What is asked: Would you quote every entry exactly, dropping only the pictures?

Stored records:
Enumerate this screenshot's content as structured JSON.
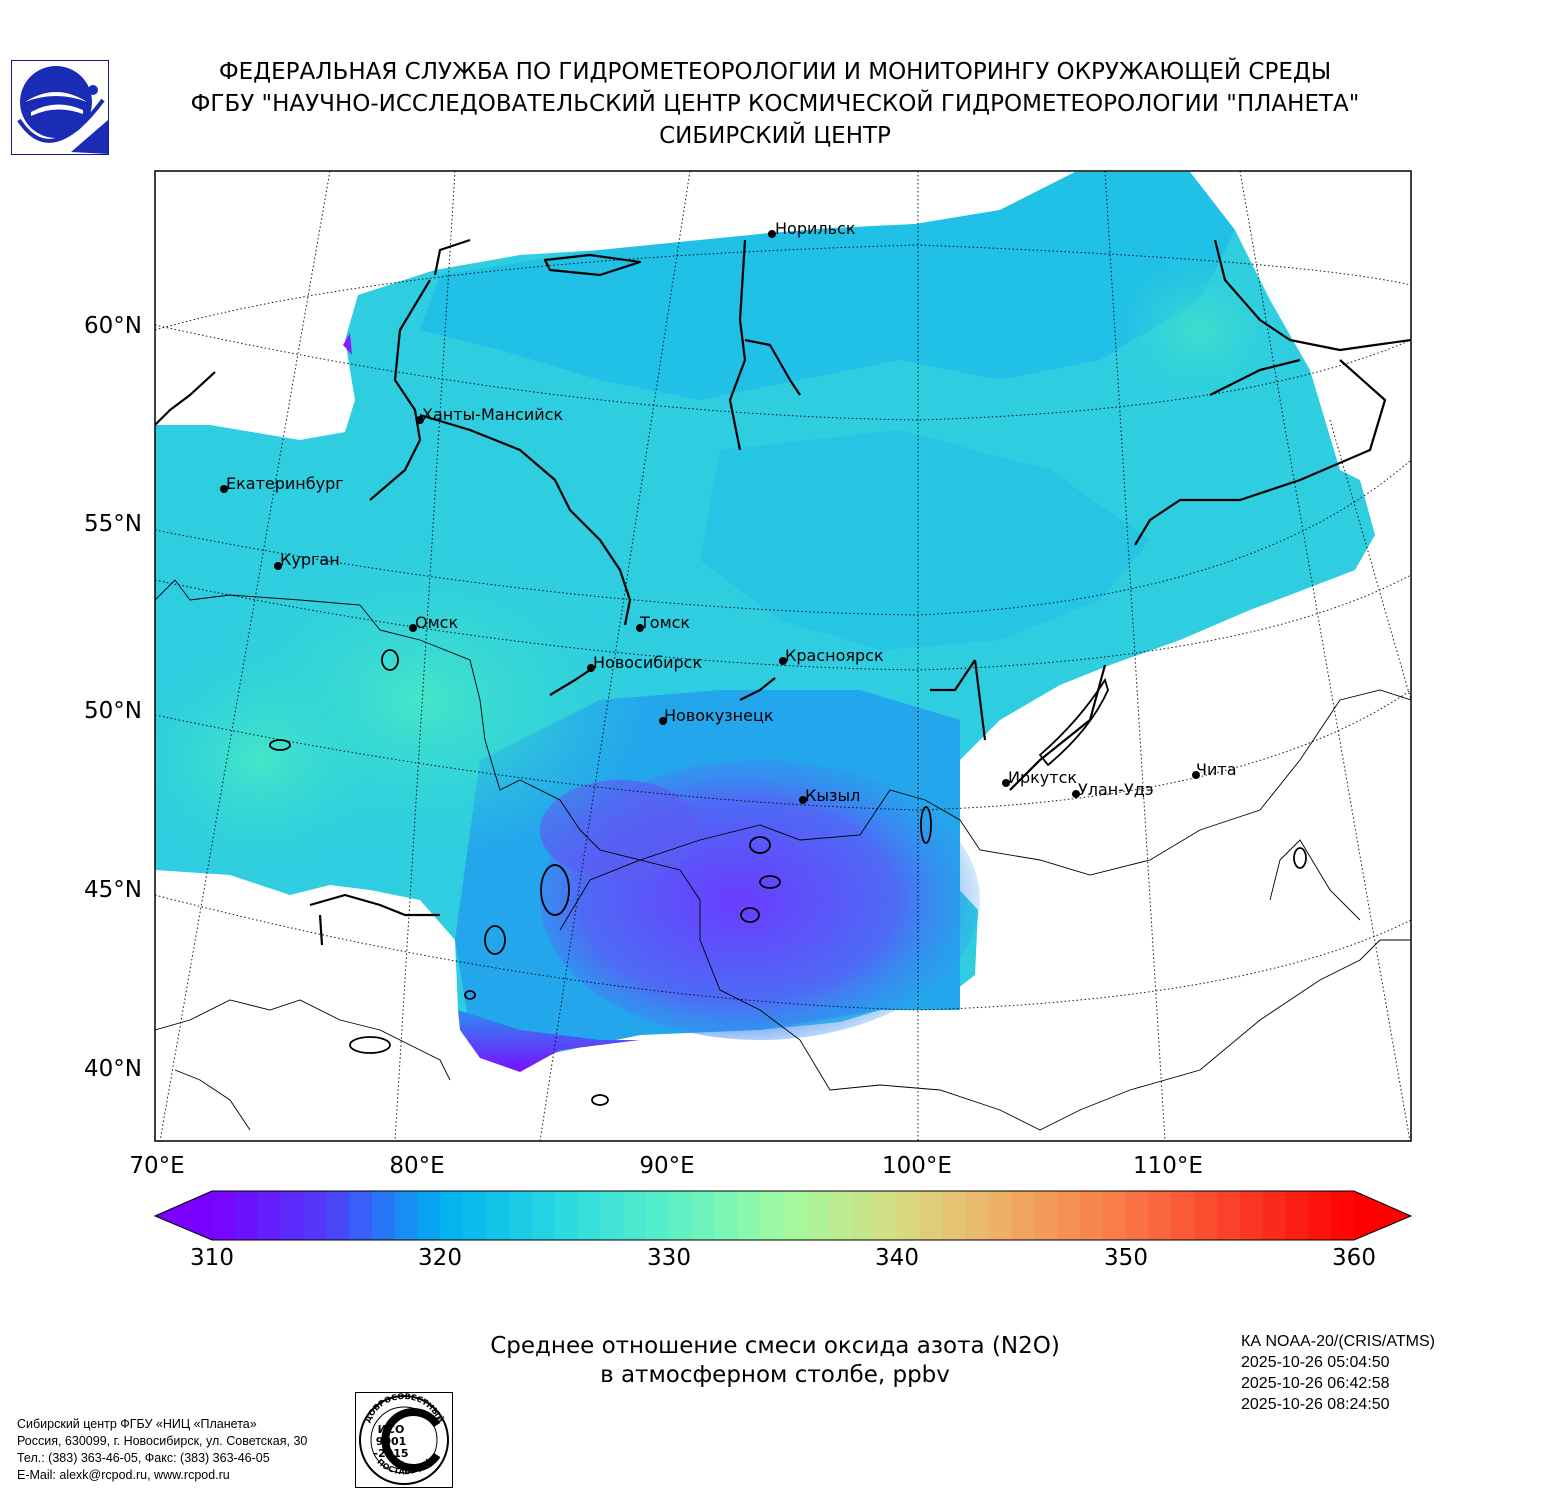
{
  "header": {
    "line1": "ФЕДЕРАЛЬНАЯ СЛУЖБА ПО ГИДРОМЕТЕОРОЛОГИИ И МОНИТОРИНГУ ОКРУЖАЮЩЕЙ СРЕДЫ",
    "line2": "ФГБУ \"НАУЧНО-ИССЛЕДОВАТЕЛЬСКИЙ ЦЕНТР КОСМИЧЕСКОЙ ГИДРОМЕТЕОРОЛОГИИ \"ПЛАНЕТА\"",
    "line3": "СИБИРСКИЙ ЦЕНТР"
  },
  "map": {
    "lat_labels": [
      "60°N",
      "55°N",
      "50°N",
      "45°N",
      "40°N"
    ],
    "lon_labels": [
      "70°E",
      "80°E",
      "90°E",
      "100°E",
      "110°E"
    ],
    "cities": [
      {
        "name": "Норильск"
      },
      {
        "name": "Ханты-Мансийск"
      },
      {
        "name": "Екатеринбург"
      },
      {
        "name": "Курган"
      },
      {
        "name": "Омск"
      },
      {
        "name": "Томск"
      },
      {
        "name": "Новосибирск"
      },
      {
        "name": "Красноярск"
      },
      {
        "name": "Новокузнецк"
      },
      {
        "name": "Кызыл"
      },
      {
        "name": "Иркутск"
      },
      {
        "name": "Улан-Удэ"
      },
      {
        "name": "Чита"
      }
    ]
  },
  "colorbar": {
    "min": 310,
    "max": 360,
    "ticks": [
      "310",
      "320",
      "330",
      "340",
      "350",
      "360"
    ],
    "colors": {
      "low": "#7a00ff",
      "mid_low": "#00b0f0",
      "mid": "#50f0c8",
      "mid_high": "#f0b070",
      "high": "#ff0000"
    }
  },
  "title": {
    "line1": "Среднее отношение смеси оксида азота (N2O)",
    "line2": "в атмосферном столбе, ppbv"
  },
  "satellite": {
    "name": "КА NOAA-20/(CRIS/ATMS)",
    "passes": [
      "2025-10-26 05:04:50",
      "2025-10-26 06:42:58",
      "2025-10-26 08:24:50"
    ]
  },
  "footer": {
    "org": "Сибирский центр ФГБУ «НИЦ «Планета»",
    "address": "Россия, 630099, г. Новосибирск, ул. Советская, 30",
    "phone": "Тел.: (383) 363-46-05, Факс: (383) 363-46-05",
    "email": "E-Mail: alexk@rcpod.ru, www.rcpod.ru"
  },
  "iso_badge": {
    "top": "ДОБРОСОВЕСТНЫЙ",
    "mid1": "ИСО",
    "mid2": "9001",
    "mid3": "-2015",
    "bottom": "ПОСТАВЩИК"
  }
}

Written solution:
Enumerate this screenshot's content as structured JSON.
{
  "header": {
    "line1": "ФЕДЕРАЛЬНАЯ СЛУЖБА ПО ГИДРОМЕТЕОРОЛОГИИ И МОНИТОРИНГУ ОКРУЖАЮЩЕЙ СРЕДЫ",
    "line2": "ФГБУ \"НАУЧНО-ИССЛЕДОВАТЕЛЬСКИЙ ЦЕНТР КОСМИЧЕСКОЙ ГИДРОМЕТЕОРОЛОГИИ \"ПЛАНЕТА\"",
    "line3": "СИБИРСКИЙ ЦЕНТР"
  },
  "map": {
    "lat_labels": [
      "60°N",
      "55°N",
      "50°N",
      "45°N",
      "40°N"
    ],
    "lon_labels": [
      "70°E",
      "80°E",
      "90°E",
      "100°E",
      "110°E"
    ],
    "cities": [
      {
        "name": "Норильск"
      },
      {
        "name": "Ханты-Мансийск"
      },
      {
        "name": "Екатеринбург"
      },
      {
        "name": "Курган"
      },
      {
        "name": "Омск"
      },
      {
        "name": "Томск"
      },
      {
        "name": "Новосибирск"
      },
      {
        "name": "Красноярск"
      },
      {
        "name": "Новокузнецк"
      },
      {
        "name": "Кызыл"
      },
      {
        "name": "Иркутск"
      },
      {
        "name": "Улан-Удэ"
      },
      {
        "name": "Чита"
      }
    ]
  },
  "colorbar": {
    "min": 310,
    "max": 360,
    "ticks": [
      "310",
      "320",
      "330",
      "340",
      "350",
      "360"
    ],
    "colors": {
      "low": "#7a00ff",
      "mid_low": "#00b0f0",
      "mid": "#50f0c8",
      "mid_high": "#f0b070",
      "high": "#ff0000"
    }
  },
  "title": {
    "line1": "Среднее отношение смеси оксида азота (N2O)",
    "line2": "в атмосферном столбе, ppbv"
  },
  "satellite": {
    "name": "КА NOAA-20/(CRIS/ATMS)",
    "passes": [
      "2025-10-26 05:04:50",
      "2025-10-26 06:42:58",
      "2025-10-26 08:24:50"
    ]
  },
  "footer": {
    "org": "Сибирский центр ФГБУ «НИЦ «Планета»",
    "address": "Россия, 630099, г. Новосибирск, ул. Советская, 30",
    "phone": "Тел.: (383) 363-46-05, Факс: (383) 363-46-05",
    "email": "E-Mail: alexk@rcpod.ru, www.rcpod.ru"
  },
  "iso_badge": {
    "top": "ДОБРОСОВЕСТНЫЙ",
    "mid1": "ИСО",
    "mid2": "9001",
    "mid3": "-2015",
    "bottom": "ПОСТАВЩИК"
  }
}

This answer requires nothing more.